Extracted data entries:
● ● ● ●

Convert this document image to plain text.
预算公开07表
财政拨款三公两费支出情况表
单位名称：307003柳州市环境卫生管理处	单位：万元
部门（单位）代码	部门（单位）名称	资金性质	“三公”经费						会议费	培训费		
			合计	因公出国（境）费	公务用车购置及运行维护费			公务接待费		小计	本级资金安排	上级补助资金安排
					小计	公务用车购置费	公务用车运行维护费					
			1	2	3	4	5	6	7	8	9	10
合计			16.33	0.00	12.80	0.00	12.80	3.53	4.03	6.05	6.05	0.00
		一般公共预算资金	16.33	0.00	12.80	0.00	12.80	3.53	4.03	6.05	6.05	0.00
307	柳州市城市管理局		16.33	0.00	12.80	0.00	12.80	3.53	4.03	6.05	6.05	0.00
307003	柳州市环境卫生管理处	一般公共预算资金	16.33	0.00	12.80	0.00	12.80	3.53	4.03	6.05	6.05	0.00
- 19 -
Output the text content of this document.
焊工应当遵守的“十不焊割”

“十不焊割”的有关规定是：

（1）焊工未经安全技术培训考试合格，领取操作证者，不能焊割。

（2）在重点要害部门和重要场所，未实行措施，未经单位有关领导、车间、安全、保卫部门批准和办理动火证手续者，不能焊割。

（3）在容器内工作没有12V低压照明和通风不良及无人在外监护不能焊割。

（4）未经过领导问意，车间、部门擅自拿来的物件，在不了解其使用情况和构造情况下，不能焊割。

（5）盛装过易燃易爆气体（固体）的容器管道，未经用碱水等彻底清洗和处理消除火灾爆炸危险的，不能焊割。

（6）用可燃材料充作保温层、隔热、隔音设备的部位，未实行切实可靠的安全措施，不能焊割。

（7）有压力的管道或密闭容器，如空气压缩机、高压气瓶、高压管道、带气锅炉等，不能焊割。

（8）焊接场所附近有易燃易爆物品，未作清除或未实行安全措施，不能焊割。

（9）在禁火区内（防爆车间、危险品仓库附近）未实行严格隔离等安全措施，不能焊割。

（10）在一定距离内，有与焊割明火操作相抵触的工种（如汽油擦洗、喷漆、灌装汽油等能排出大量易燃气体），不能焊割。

● ● ● ●

> GIVEN REQUEST
Note every line above where the string "document" shows up, and copy those lines.

> EXERCISE RESPONSE
Convert this document image to plain text.
Output the text content of this document.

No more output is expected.